- [TASK BRIEF]
Convert into a JSON list of strings the lines starting at the line containing "bullet-arrow-icon <box>7 207 12 215</box>" and ending at the line containing "nav-item-reports[interactable]: Reports <box>87", both included, with one string per line and blank lines omitted.

══════

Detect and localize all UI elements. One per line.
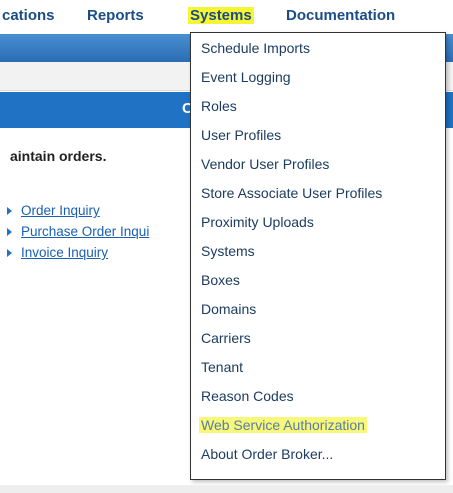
bullet-arrow-icon <box>7 207 12 215</box>
bullet-arrow-icon <box>7 228 12 236</box>
menu-item-label: Proximity Uploads <box>201 214 314 230</box>
menu-item-systems[interactable]: Systems <box>191 239 445 265</box>
menu-item-label: About Order Broker... <box>201 446 334 462</box>
menu-item-reason-codes[interactable]: Reason Codes <box>191 384 445 410</box>
menu-item-label: Roles <box>201 98 237 114</box>
menu-item-schedule-imports[interactable]: Schedule Imports <box>191 36 445 62</box>
menu-item-event-logging[interactable]: Event Logging <box>191 65 445 91</box>
menu-item-user-profiles[interactable]: User Profiles <box>191 123 445 149</box>
menu-item-label: Vendor User Profiles <box>201 156 330 172</box>
menu-item-label: Systems <box>201 243 255 259</box>
menu-item-store-associate-user-profiles[interactable]: Store Associate User Profiles <box>191 181 445 207</box>
nav-item-reports[interactable]: Reports <box>87 7 144 24</box>
order-inquiry-link[interactable]: Order Inquiry <box>21 203 100 218</box>
menu-item-label: Schedule Imports <box>201 40 310 56</box>
menu-item-boxes[interactable]: Boxes <box>191 268 445 294</box>
nav-item-systems[interactable]: Systems <box>188 7 254 24</box>
systems-dropdown-menu: Schedule Imports Event Logging Roles Use… <box>190 32 446 480</box>
page-footer-divider <box>0 485 453 493</box>
menu-item-label: Carriers <box>201 330 251 346</box>
menu-item-about-order-broker[interactable]: About Order Broker... <box>191 442 445 468</box>
bullet-arrow-icon <box>7 249 12 257</box>
menu-item-label: Reason Codes <box>201 388 294 404</box>
menu-item-roles[interactable]: Roles <box>191 94 445 120</box>
menu-item-vendor-user-profiles[interactable]: Vendor User Profiles <box>191 152 445 178</box>
menu-item-label: Tenant <box>201 359 244 375</box>
intro-text: aintain orders. <box>10 148 107 164</box>
menu-item-label: Web Service Authorization <box>199 417 367 433</box>
menu-item-label: Store Associate User Profiles <box>201 185 383 201</box>
menu-item-proximity-uploads[interactable]: Proximity Uploads <box>191 210 445 236</box>
nav-item-documentation[interactable]: Documentation <box>286 7 395 24</box>
menu-item-tenant[interactable]: Tenant <box>191 355 445 381</box>
menu-item-carriers[interactable]: Carriers <box>191 326 445 352</box>
menu-item-label: Boxes <box>201 272 240 288</box>
purchase-order-inquiry-link[interactable]: Purchase Order Inqui <box>21 224 149 239</box>
nav-item-applications[interactable]: cations <box>2 7 55 24</box>
menu-item-domains[interactable]: Domains <box>191 297 445 323</box>
menu-item-label: Domains <box>201 301 257 317</box>
menu-item-label: Event Logging <box>201 69 291 85</box>
top-navigation: cations Reports Systems Documentation <box>0 0 453 34</box>
menu-item-web-service-authorization[interactable]: Web Service Authorization <box>191 413 445 439</box>
menu-item-label: User Profiles <box>201 127 282 143</box>
invoice-inquiry-link[interactable]: Invoice Inquiry <box>21 245 108 260</box>
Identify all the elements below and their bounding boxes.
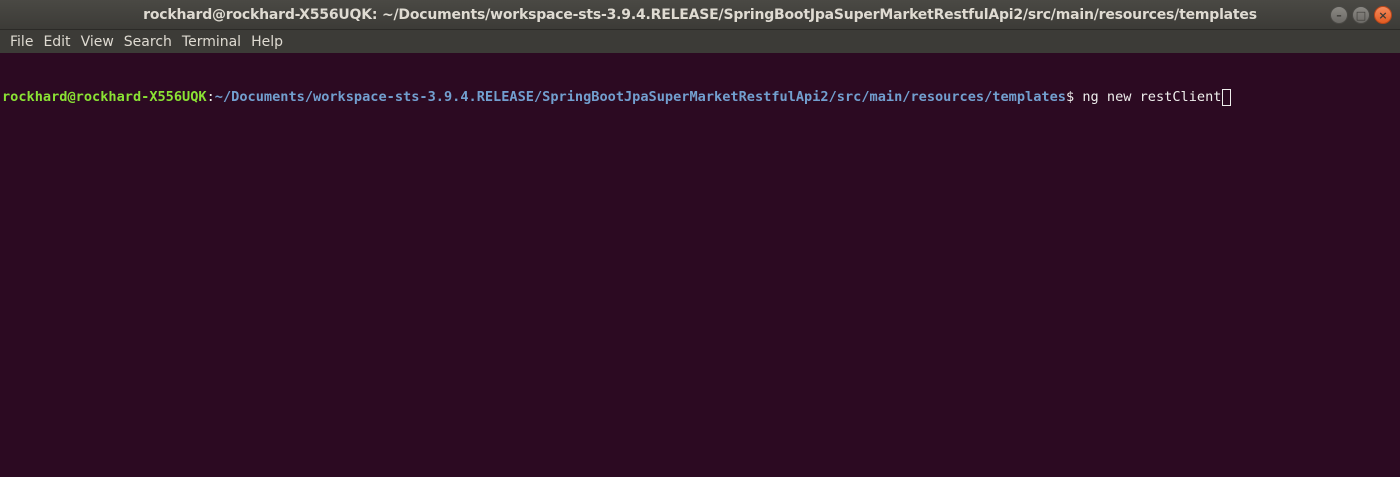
title-bar[interactable]: rockhard@rockhard-X556UQK: ~/Documents/w…	[0, 0, 1400, 30]
prompt-dollar: $	[1065, 89, 1083, 105]
menu-help[interactable]: Help	[246, 34, 288, 50]
window-title: rockhard@rockhard-X556UQK: ~/Documents/w…	[143, 6, 1257, 23]
prompt-path: ~/Documents/workspace-sts-3.9.4.RELEASE/…	[214, 89, 1066, 105]
maximize-button[interactable]: □	[1352, 6, 1370, 24]
menu-search[interactable]: Search	[119, 34, 177, 50]
close-button[interactable]: ×	[1374, 6, 1392, 24]
prompt-line: rockhard@rockhard-X556UQK: ~/Documents/wo…	[2, 87, 1400, 107]
scrollbar[interactable]	[1392, 53, 1400, 477]
window-controls: – □ ×	[1330, 6, 1392, 24]
text-cursor	[1222, 88, 1232, 106]
prompt-user-host: rockhard@rockhard-X556UQK	[2, 89, 207, 105]
command-text: ng new restClient	[1082, 89, 1222, 105]
prompt-colon: :	[206, 89, 215, 105]
menu-bar: File Edit View Search Terminal Help	[0, 30, 1400, 53]
menu-view[interactable]: View	[76, 34, 119, 50]
terminal-window: rockhard@rockhard-X556UQK: ~/Documents/w…	[0, 0, 1400, 477]
menu-file[interactable]: File	[5, 34, 38, 50]
menu-edit[interactable]: Edit	[38, 34, 75, 50]
terminal-area[interactable]: rockhard@rockhard-X556UQK: ~/Documents/wo…	[0, 53, 1400, 477]
minimize-button[interactable]: –	[1330, 6, 1348, 24]
menu-terminal[interactable]: Terminal	[177, 34, 246, 50]
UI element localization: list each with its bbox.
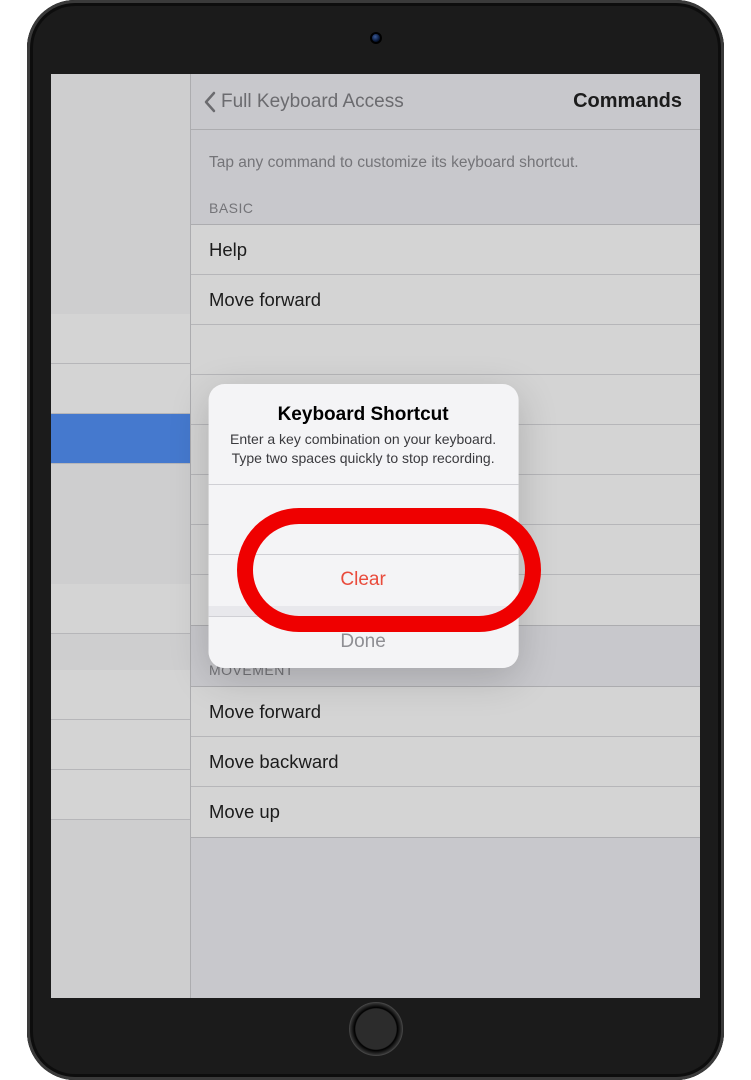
command-row-move-forward[interactable]: Move forward: [191, 687, 700, 737]
shortcut-input-area[interactable]: [208, 484, 518, 554]
sidebar-item[interactable]: ss: [51, 314, 190, 364]
dialog-title: Keyboard Shortcut: [226, 404, 500, 426]
navigation-bar: Full Keyboard Access Commands: [191, 74, 700, 130]
home-button[interactable]: [349, 1002, 403, 1056]
command-row-move-forward[interactable]: Move forward: [191, 275, 700, 325]
screen: ss ck de Full Keyboard Access Commands: [51, 74, 700, 998]
sidebar-item-selected[interactable]: [51, 414, 190, 464]
command-row-move-backward[interactable]: Move backward: [191, 737, 700, 787]
clear-button[interactable]: Clear: [208, 554, 518, 606]
done-button[interactable]: Done: [208, 616, 518, 668]
chevron-left-icon: [203, 91, 217, 113]
command-row-move-up[interactable]: Move up: [191, 787, 700, 837]
page-title: Commands: [573, 90, 682, 113]
movement-list: Move forward Move backward Move up: [191, 686, 700, 838]
ipad-frame: ss ck de Full Keyboard Access Commands: [27, 0, 724, 1080]
sidebar-item[interactable]: de: [51, 584, 190, 634]
sidebar-item[interactable]: [51, 720, 190, 770]
dialog-message: Enter a key combination on your keyboard…: [226, 430, 500, 468]
back-label: Full Keyboard Access: [221, 91, 404, 113]
back-button[interactable]: Full Keyboard Access: [203, 91, 404, 113]
dialog-separator: [208, 606, 518, 616]
sidebar-item[interactable]: ck: [51, 364, 190, 414]
front-camera: [370, 32, 382, 44]
keyboard-shortcut-dialog: Keyboard Shortcut Enter a key combinatio…: [208, 384, 518, 668]
command-row-help[interactable]: Help: [191, 225, 700, 275]
sidebar-item[interactable]: [51, 770, 190, 820]
section-header-basic: BASIC: [191, 200, 700, 224]
sidebar-item[interactable]: [51, 670, 190, 720]
settings-sidebar: ss ck de: [51, 74, 191, 998]
hint-text: Tap any command to customize its keyboar…: [191, 154, 700, 200]
command-row[interactable]: [191, 325, 700, 375]
dialog-header: Keyboard Shortcut Enter a key combinatio…: [208, 384, 518, 484]
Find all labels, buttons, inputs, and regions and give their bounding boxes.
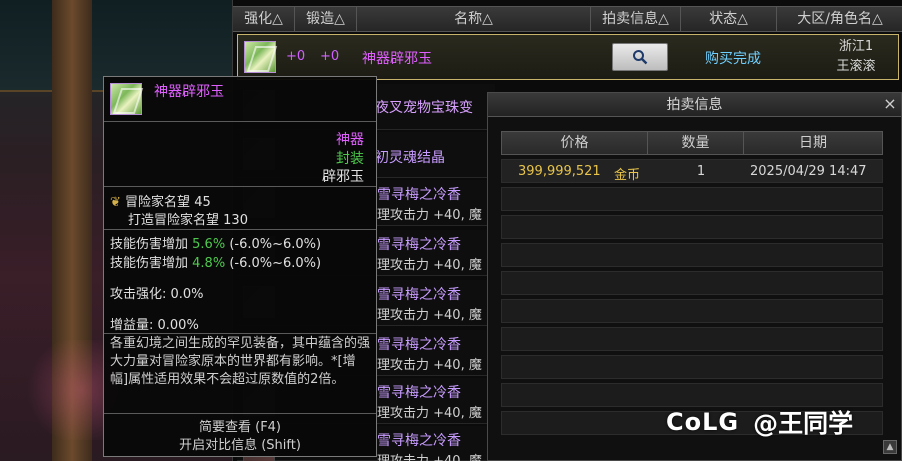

══════

- [THE COMPLETED TASK]
[
  "bullet-arrow-icon <box>7 207 12 215</box>",
  "bullet-arrow-icon <box>7 228 12 236</box>",
  "menu-item-label: Proximity Uploads <box>201 214 314 230</box>",
  "menu-item-systems[interactable]: Systems <box>191 239 445 265</box>",
  "menu-item-label: About Order Broker... <box>201 446 334 462</box>",
  "menu-item-reason-codes[interactable]: Reason Codes <box>191 384 445 410</box>",
  "menu-item-label: Roles <box>201 98 237 114</box>",
  "menu-item-schedule-imports[interactable]: Schedule Imports <box>191 36 445 62</box>",
  "menu-item-event-logging[interactable]: Event Logging <box>191 65 445 91</box>",
  "menu-item-user-profiles[interactable]: User Profiles <box>191 123 445 149</box>",
  "menu-item-label: Vendor User Profiles <box>201 156 330 172</box>",
  "menu-item-label: Systems <box>201 243 255 259</box>",
  "menu-item-store-associate-user-profiles[interactable]: Store Associate User Profiles <box>191 181 445 207</box>",
  "nav-item-reports[interactable]: Reports <box>87 7 144 24</box>"
]